Problems:
a - In the question about passing a Rust string by reference, what character does the code try to add to the string?
b - According to the question about passing a Rust string by reference, why does the line s.push('3') fail to compile? Answer in one to three sentences.
c - Extend the question about passing a Rust string by reference, starting right after its final line.

Passage to read:
6

I am trying to pass a string by reference and manipulate the string in the function:

fn manipulate(s: &mut String) {                                                                                                                                                                                                          
  // do some string manipulation, like push
  s.push('3');  // error: type `&mut collections::string::String` 
                // does not implement any method in scope named `push`
}

fn main() {
  let mut s = "This is a testing string".to_string();
  manipulate(&s);          
  println!("{}", s);       
}

I have looked at examples on borrowing and mutibility. Also tried (*s).push('3'), but got

error: type `collections::string::String` does not implement any method in scope named `push`

I'm sure there's something obvious I'm missing or perhaps more reference material to read, but I'm not sure how to proceed. Thanks!

Extracted entries:

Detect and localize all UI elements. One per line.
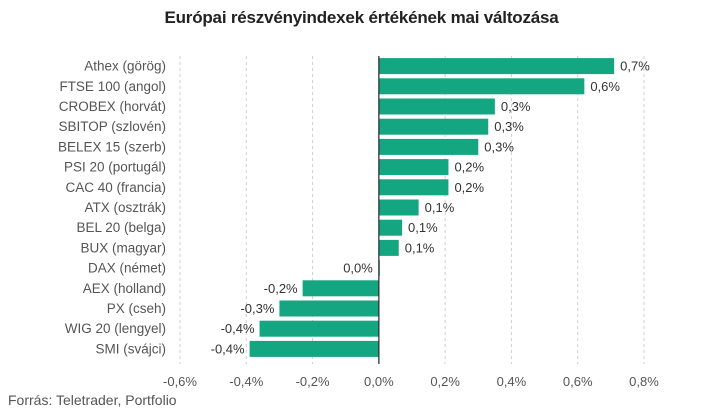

* * *

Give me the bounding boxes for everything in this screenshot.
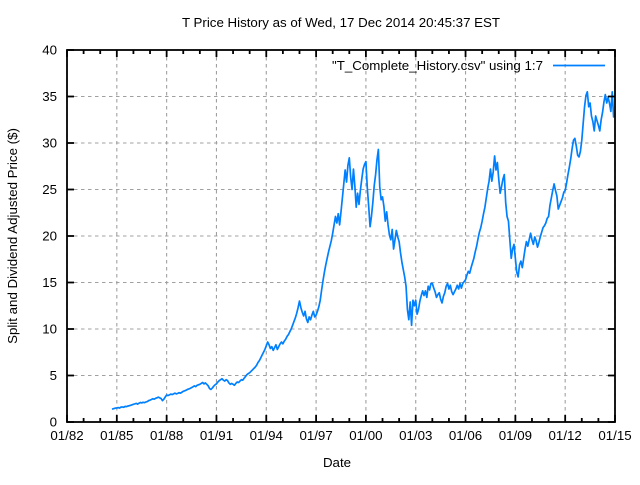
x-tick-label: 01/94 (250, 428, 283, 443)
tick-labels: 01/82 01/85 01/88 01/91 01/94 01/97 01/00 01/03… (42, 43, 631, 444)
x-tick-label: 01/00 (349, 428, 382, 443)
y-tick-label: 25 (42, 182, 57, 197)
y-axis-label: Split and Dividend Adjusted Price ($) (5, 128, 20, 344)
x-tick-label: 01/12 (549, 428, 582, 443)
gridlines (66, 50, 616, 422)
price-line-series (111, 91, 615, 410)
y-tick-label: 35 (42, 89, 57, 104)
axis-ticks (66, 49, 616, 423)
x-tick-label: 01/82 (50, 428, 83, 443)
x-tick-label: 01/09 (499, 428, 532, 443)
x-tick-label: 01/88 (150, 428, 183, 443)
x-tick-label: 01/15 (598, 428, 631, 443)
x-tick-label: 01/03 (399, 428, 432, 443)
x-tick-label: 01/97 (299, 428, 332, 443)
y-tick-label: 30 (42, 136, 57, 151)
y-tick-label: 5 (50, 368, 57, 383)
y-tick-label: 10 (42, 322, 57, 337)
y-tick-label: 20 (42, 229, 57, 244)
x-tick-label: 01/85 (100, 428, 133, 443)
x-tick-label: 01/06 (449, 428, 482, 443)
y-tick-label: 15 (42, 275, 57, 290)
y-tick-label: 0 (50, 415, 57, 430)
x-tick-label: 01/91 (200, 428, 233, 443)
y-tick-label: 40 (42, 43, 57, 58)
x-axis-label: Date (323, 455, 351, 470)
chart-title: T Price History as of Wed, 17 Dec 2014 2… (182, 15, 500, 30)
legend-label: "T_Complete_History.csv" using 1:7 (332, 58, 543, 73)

==

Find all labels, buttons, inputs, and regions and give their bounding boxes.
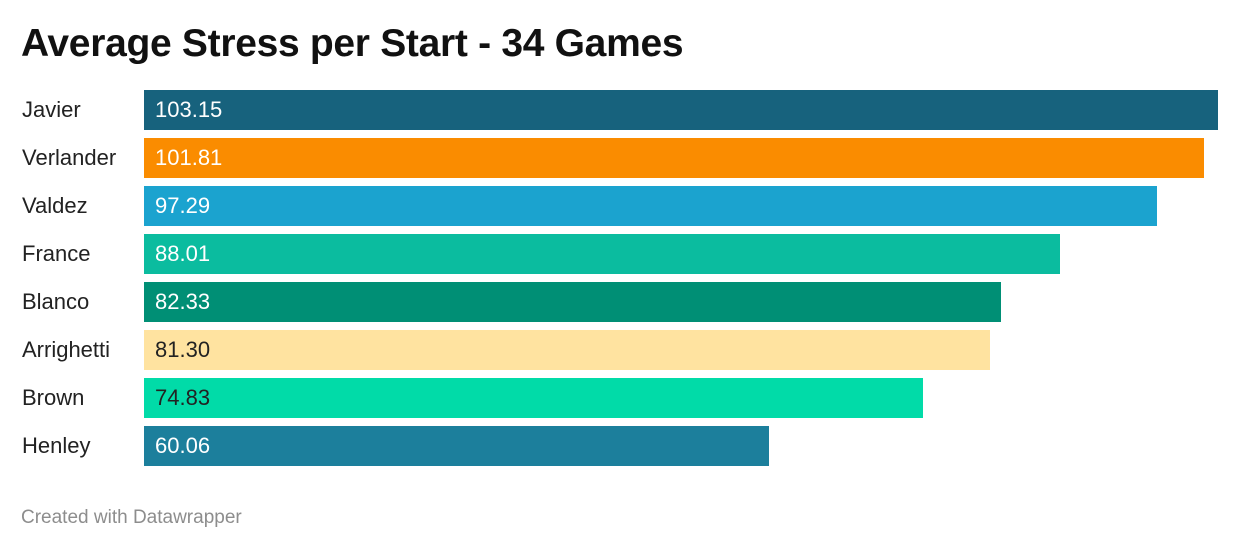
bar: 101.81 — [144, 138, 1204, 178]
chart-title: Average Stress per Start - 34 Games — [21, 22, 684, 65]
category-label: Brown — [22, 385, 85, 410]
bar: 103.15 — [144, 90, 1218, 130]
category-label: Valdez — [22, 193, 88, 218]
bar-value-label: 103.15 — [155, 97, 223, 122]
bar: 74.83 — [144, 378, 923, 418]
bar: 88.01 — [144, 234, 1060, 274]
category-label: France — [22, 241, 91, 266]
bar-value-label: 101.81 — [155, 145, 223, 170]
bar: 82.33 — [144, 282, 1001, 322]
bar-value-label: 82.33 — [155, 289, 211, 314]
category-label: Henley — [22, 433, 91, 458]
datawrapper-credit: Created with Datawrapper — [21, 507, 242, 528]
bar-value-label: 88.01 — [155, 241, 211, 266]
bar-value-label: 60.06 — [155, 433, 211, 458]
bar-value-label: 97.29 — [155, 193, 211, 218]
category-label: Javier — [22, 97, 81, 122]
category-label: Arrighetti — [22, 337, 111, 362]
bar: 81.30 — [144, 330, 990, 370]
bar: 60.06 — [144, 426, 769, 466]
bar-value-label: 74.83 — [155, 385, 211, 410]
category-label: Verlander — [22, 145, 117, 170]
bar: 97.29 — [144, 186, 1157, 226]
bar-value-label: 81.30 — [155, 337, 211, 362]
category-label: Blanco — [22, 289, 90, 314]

Expected responses:
a - The character '3'.

b - The compiler error says that the type `&mut collections::string::String` does not implement any method in scope named `push`.

c -
3
  • The change push_char -> push must be relatively recent, since I don't recall encountering it the last time I used that part of String functionality. What version are you using (if nightly, from what date)? Commented Oct 1, 2014 at 22:05
  • The version I am using is rustc 0.12.0-nightly (740905042 2014-09-29 23:52:21 +0000) Commented Oct 2, 2014 at 2:42
  • To correct the previous comment I made. I tried the same code on a different machine, which has rustc 0.12.0-nightly (740905042 2014-09-29 23:52:21 +0000). The error that result is actually a lot more informative: error: cannot borrow immutable dereference of &-pointer as mutable. Basically it is exactly as @IdolfHatler described! Commented Oct 2, 2014 at 2:49

1 Answer 1

15

Your code works with a slight modification on the newest version of rustc.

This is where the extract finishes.